• Text:
Language of Sex

For most of us, it’s around age twelve or thirteen that we encounter something that will revolutionize our lives: gender.

Personally, I was twelve.  But, being Catholic, I slammed into it in its most adamantine form: First Year Latin.

I  already had some idea about those strange, oddly attractive aliens called girls.  I had a whole world yet to learn on that subject, but I didn’t know that.  So I felt awkwardly, gawkily prepared for the dances and dating I hoped would come.  But nothing, and I do mean nothing, had prepared me for the kind of gender I met in Latin class.

First, they explained that Latin insisted that every nouns have a gender (why?).  Latin has three:  Masculine, Feminine, and Neuter.  So every noun has to be one of those three.  They like to lull you into a false sense of security by beginning with the logical ones.  Man (vir) is masculine.  Woman (femina) is female.  War (bellum) is neuter.  You start to think it’s going to be easy until they explain that each noun has different endings depending on whether they are the subject of the sentence, the direct object, the indirect object, and so on.  There are six different cases, each with their own endings, and all different depending on the case of the noun.

At this point your head is starting to spin.  Good old English mostly lacks genders and only changes nouns to make them plural.

But wait, there’s more.  I said there were six cases with their own endings?  I lied.  I left out the plurals.  So there are actually twelve cases, each with their own endings.  If you’ve been counting, you might think that means a total of thirty-six endings to memorize.

Wrong.

Latin has five families of nouns, called declensions.  Each family is identified by its own set of endings, singular and plural.  You can’t quite simply multiply by five to get the total number of endings, since not all declensions have all three genders.  For instance: Take the first declension.  Woman (femina) is female while Farmer (agricola) is masculine.  There are no neuters in the first declension.  And as it happens, all the endings are the same for masculine and feminine nouns, so you’ve only got twelve endings to memorize..

• Data to use:

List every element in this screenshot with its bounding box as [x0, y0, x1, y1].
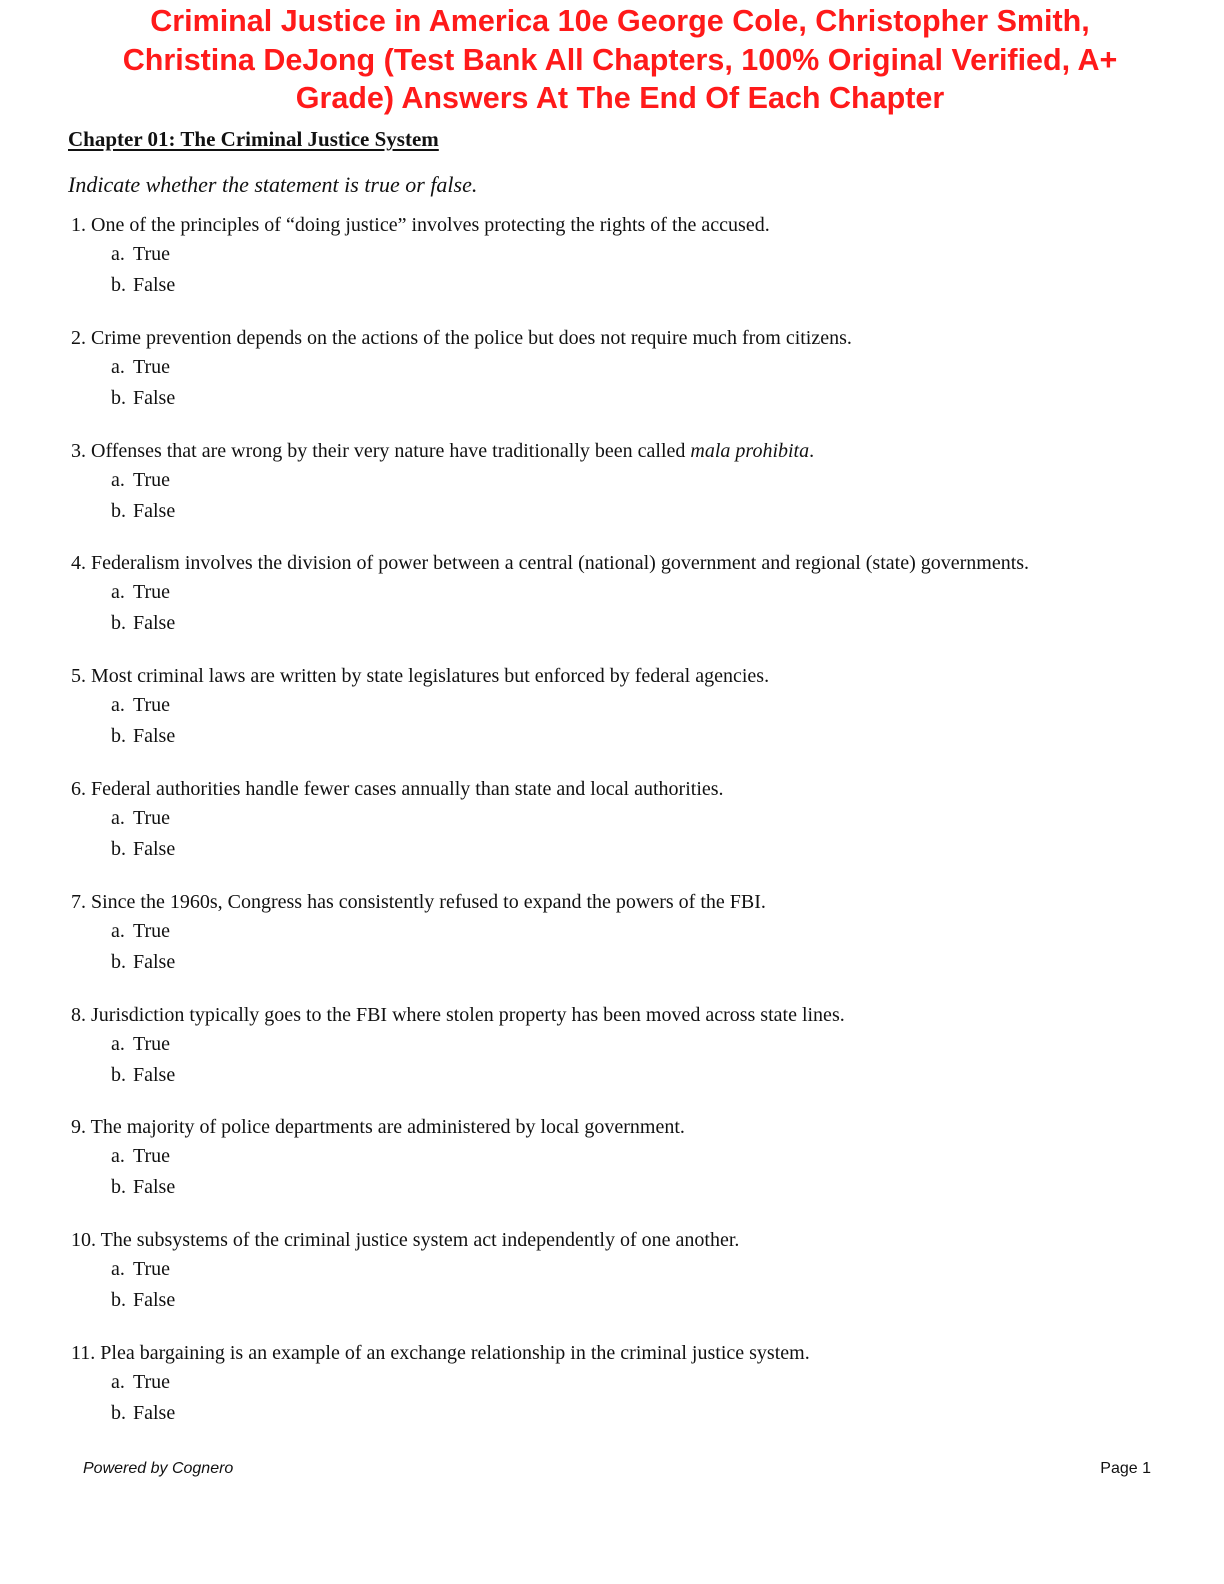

---

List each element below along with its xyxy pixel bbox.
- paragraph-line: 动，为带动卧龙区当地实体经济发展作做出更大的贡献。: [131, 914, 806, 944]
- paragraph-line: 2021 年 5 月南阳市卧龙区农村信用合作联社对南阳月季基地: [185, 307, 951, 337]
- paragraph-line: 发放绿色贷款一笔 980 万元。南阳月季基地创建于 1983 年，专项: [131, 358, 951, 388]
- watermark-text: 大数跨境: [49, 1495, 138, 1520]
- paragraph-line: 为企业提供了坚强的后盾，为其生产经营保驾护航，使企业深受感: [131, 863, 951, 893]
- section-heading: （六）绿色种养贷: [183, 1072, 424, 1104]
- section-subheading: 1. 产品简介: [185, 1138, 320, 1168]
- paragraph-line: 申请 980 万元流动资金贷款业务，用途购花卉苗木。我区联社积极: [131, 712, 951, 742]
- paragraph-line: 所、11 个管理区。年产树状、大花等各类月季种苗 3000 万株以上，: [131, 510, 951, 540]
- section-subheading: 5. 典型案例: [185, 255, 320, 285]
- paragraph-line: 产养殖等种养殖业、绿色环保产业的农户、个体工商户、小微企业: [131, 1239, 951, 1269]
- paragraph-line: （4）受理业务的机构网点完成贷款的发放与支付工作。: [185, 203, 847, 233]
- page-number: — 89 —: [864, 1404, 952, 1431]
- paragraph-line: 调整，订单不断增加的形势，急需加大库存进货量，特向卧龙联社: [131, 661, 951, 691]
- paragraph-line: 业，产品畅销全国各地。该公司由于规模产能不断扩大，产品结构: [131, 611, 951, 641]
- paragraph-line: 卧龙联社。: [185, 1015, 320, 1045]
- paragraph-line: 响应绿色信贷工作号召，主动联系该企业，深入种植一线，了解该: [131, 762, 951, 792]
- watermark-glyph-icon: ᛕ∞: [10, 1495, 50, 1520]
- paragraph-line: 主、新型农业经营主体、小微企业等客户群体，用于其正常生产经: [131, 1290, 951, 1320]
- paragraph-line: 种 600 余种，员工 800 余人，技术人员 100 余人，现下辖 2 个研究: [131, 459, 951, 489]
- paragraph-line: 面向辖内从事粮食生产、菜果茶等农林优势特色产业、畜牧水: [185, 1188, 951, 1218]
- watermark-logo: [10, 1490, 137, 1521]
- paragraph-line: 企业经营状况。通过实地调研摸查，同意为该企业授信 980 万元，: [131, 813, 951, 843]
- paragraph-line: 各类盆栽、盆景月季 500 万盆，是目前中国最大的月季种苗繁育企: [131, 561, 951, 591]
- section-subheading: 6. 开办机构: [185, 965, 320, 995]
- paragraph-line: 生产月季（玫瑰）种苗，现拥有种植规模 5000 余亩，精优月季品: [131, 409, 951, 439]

--

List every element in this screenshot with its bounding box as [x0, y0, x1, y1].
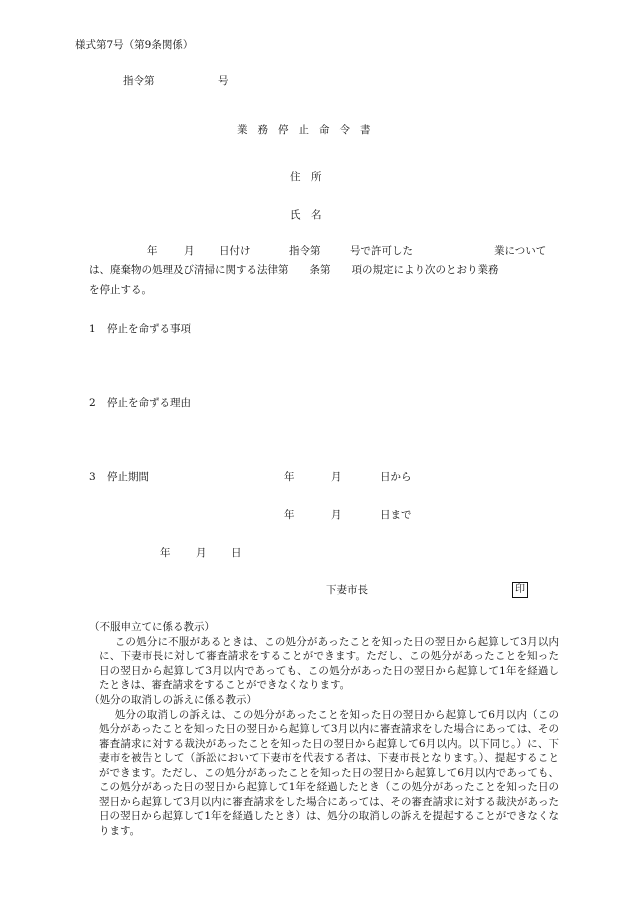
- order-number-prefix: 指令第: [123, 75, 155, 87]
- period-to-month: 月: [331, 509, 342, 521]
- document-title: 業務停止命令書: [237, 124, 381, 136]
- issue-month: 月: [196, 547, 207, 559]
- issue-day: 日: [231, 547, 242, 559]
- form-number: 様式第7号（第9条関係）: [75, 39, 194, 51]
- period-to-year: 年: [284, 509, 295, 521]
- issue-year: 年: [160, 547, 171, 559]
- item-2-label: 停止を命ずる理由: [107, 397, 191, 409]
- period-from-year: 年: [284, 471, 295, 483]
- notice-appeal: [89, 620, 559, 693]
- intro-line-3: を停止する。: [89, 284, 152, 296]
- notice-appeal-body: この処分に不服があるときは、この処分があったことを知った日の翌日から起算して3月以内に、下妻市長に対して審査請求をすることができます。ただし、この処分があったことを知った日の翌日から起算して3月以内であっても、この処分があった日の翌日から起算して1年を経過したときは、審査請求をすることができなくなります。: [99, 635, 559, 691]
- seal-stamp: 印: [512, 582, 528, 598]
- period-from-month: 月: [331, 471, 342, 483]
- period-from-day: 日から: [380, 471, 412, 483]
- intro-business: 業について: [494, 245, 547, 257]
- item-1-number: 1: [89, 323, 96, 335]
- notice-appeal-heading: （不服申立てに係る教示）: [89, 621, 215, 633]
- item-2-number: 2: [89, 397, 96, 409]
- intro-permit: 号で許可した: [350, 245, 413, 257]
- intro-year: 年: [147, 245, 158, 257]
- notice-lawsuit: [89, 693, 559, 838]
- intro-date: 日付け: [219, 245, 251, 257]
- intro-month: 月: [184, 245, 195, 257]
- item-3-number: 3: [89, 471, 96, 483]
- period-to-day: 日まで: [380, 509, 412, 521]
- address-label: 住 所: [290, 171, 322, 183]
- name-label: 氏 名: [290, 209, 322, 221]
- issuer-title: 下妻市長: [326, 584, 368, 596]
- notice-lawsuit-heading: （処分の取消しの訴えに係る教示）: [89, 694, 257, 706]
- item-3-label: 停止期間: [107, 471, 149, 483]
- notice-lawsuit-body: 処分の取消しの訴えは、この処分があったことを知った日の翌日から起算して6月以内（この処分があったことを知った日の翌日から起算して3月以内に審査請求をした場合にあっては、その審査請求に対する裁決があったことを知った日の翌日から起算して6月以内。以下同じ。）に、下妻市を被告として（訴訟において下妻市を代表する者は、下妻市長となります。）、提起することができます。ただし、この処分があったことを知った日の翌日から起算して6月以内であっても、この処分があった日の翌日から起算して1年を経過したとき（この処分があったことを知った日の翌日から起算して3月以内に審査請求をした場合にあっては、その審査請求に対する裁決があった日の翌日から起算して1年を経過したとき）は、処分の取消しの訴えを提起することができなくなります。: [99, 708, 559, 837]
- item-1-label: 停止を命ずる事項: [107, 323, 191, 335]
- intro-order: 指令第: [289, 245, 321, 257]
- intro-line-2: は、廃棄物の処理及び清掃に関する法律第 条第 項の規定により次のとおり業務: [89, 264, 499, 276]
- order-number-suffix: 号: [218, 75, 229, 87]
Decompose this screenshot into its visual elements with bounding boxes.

• Objective 1:
Retype the listing lines from the one that contains "List each element" through the one that contains "- watermark-text: 大数跨境: [49, 1495, 138, 1520]", including both of those lines.
• Objective 2:
Extend the essay about learning Latin noun gender, starting right after its final sentence.

• Answer 1:
List each element below along with its xyxy pixel bbox.
- paragraph-line: 动，为带动卧龙区当地实体经济发展作做出更大的贡献。: [131, 914, 806, 944]
- paragraph-line: 2021 年 5 月南阳市卧龙区农村信用合作联社对南阳月季基地: [185, 307, 951, 337]
- paragraph-line: 发放绿色贷款一笔 980 万元。南阳月季基地创建于 1983 年，专项: [131, 358, 951, 388]
- watermark-text: 大数跨境: [49, 1495, 138, 1520]

• Answer 2:
In the second declension, almost all the nouns are either masculine like Master (dominus) or neuter like War (bellum).  Unfortunately, they don’t have the same endings, so there’s another double set to memorize.

I could go on, but I think you can see that there’s a bleep-load of endings to memorize.  And, by the way, all your adjectives have to agree with all your nouns.

Oh, and did I mention the irregulars?

But at least you’ve got a fair shot at guessing the gender, right?  I mean, all that Woman = femina stuff, right?

Nope, they lied about that, too.  War (bellum) may be neuter, but so is Kiss (basium).  River names may be masculine (say, the Tiber), but cities are feminine (Roma).  Body (corpus) is neuter, but Table (mensa) is feminine.  And just to add to the students’ woes, Farmer (agricola) is masculine in the mostly feminine first declension, but it’s derived from Field (ager) which is also masculine…but is second declension, so it shares absolutely no forms with its child.

Now all of this would be essentially meaningless (unless you’re looking for a good way to punish your kid) since Latin is a dead language.  Except, of course, she was a prolific little so-and-so and generated lots of children like French, Spanish, Portuguese, etc.  All of whom retain quite a few of her nastier features – like gender, changeable noun endings, and the complete separation between “gender” and sexuality.  And a number of non-Romance languages, like German, Russian, and Hebrew, share Latin’s fetish for (apparently) randomly assigned genders.

In fact, if you study any of these languages, chances are your teacher will spend quite a bit of time explaining that although each noun has a “gender,” there is no sexual connotations to the words beyond pure grammar.  So the fact that Bridge (die Brucke) is feminine in German and Bridge (el puente) is masculine in Spanish or that Apple (der apfel) is masculine in German while Apple (la manzana) is feminine in Spanish has no impact on the way native speakers think of bridges or apples.  It’s simply a linguistic artifact.

Or is it?

Turns out, it isn’t.  Studies conducted to test that idea have uniformly shown that the grammatical gender actually affects the perception of the object.  Asked to apply adjectives to the nouns from a set, Spaniards consistently used words like “big” or “strong,” for masculine words like Bridge while the Germans chose “beautiful” or “fragile.”  Both made the reverse choices for words like “apple” that had the genders reversed.

But wait, it gets better.

When the tests were conducted in English, to remove the der, die, das and el, la usage bias (they’re all “it” to us), native speakers still chose adjectives based on the gender in their home language!  In other words, the apparent “gender” perception bias is not based on what language(s) they were speaking, but on what language they learned to speak in.

Setting aside Mandarin Chinese, which I decline to believe will take over, English has the most world-wide native and non-native speakers while Spanish is second.  And the numbers for both are growing.  More importantly, true bilingualism is sky-rocketing.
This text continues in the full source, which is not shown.